SET PROBLEM:
Below are the records; reproduce all of them exactly but without any images.

-- begin --

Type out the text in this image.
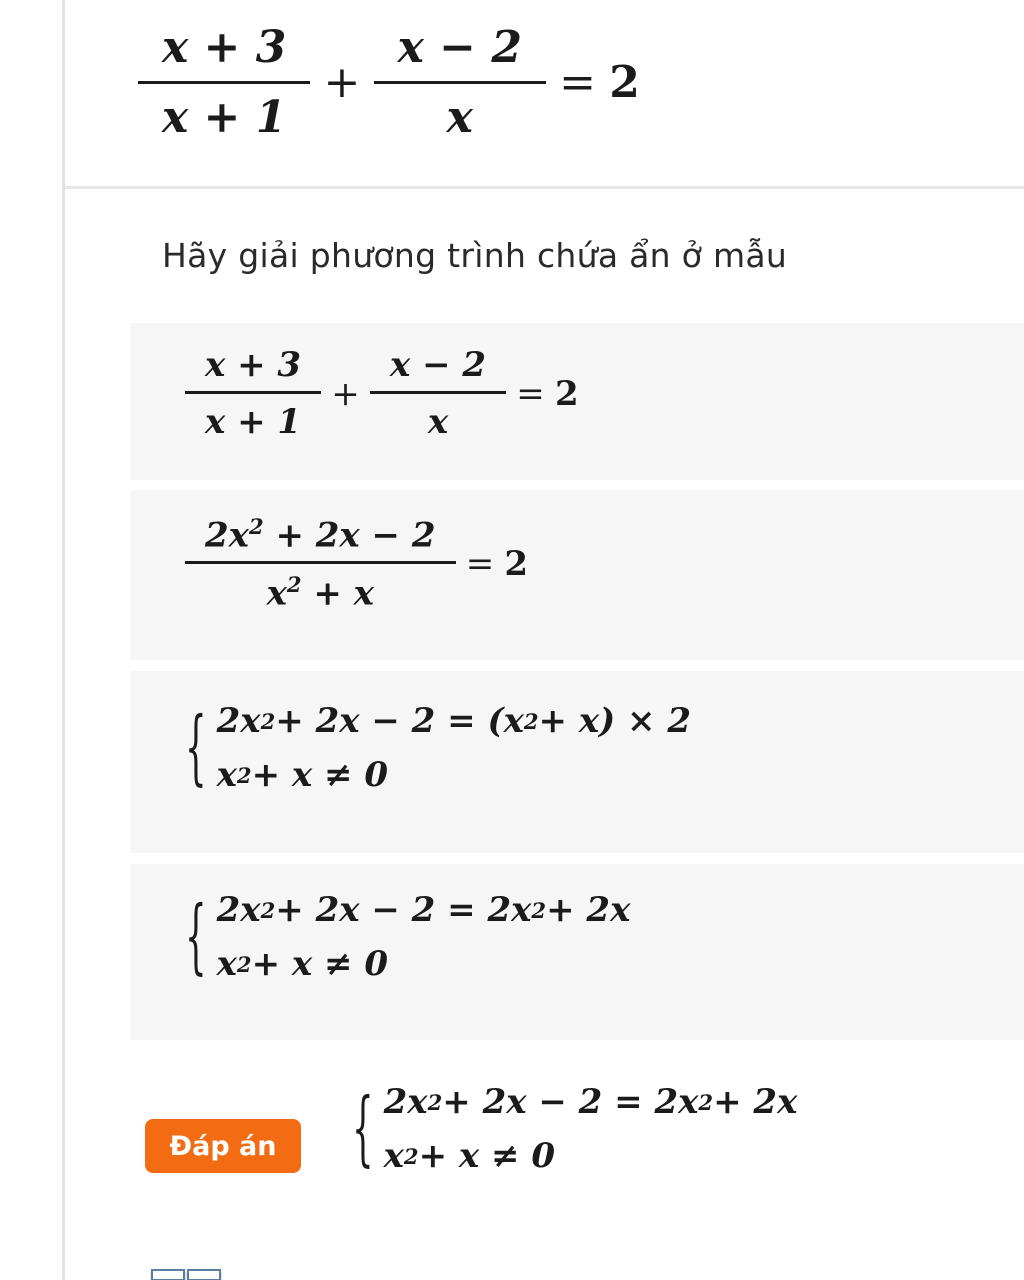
$\frac{x + 3}{x + 1} + \frac{x - 2}{x} = 2$
Hãy giải phương trình chứa ẩn ở mẫu
$\frac{x + 3}{x + 1} + \frac{x - 2}{x} = 2$
$\frac{2x^2 + 2x - 2}{x^2 + x} = 2$
{ 2x 2 + 2x − 2 = (x 2 + x) × 2
x 2 + x ≠ 0
{ 2x 2 + 2x − 2 = 2x 2 + 2x
x 2 + x ≠ 0
Đáp án	{ 2x 2 + 2x − 2 = 2x 2 + 2x
x 2 + x ≠ 0
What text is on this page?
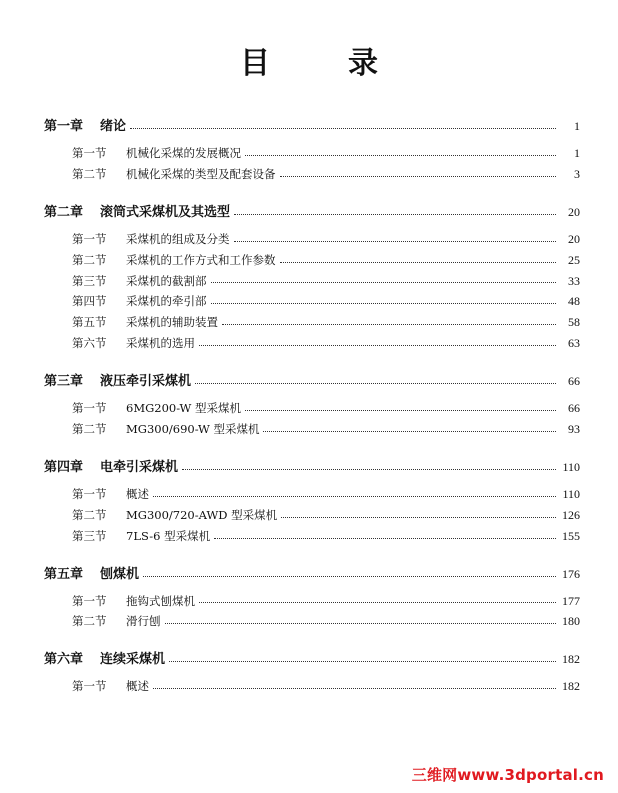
目	录
第一章	绪论	1
第一节	机械化采煤的发展概况	1
第二节	机械化采煤的类型及配套设备	3
第二章	滚筒式采煤机及其选型	20
第一节	采煤机的组成及分类	20
第二节	采煤机的工作方式和工作参数	25
第三节	采煤机的截割部	33
第四节	采煤机的牵引部	48
第五节	采煤机的辅助装置	58
第六节	采煤机的选用	63
第三章	液压牵引采煤机	66
第一节	6MG200-W 型采煤机	66
第二节	MG300/690-W 型采煤机	93
第四章	电牵引采煤机	110
第一节	概述	110
第二节	MG300/720-AWD 型采煤机	126
第三节	7LS-6 型采煤机	155
第五章	刨煤机	176
第一节	拖钩式刨煤机	177
第二节	滑行刨	180
第六章	连续采煤机	182
第一节	概述	182
三维网www.3dportal.cn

-- end --

TASK RESULT:
Type out the text in this image.
$\frac{x + 3}{x + 1} + \frac{x - 2}{x} = 2$
Hãy giải phương trình chứa ẩn ở mẫu
$\frac{x + 3}{x + 1} + \frac{x - 2}{x} = 2$
$\frac{2x^2 + 2x - 2}{x^2 + x} = 2$
{ 2x 2 + 2x − 2 = (x 2 + x) × 2
x 2 + x ≠ 0
{ 2x 2 + 2x − 2 = 2x 2 + 2x
x 2 + x ≠ 0
Đáp án	{ 2x 2 + 2x − 2 = 2x 2 + 2x
x 2 + x ≠ 0
What text is on this page?
目	录
第一章	绪论	1
第一节	机械化采煤的发展概况	1
第二节	机械化采煤的类型及配套设备	3
第二章	滚筒式采煤机及其选型	20
第一节	采煤机的组成及分类	20
第二节	采煤机的工作方式和工作参数	25
第三节	采煤机的截割部	33
第四节	采煤机的牵引部	48
第五节	采煤机的辅助装置	58
第六节	采煤机的选用	63
第三章	液压牵引采煤机	66
第一节	6MG200-W 型采煤机	66
第二节	MG300/690-W 型采煤机	93
第四章	电牵引采煤机	110
第一节	概述	110
第二节	MG300/720-AWD 型采煤机	126
第三节	7LS-6 型采煤机	155
第五章	刨煤机	176
第一节	拖钩式刨煤机	177
第二节	滑行刨	180
第六章	连续采煤机	182
第一节	概述	182
三维网www.3dportal.cn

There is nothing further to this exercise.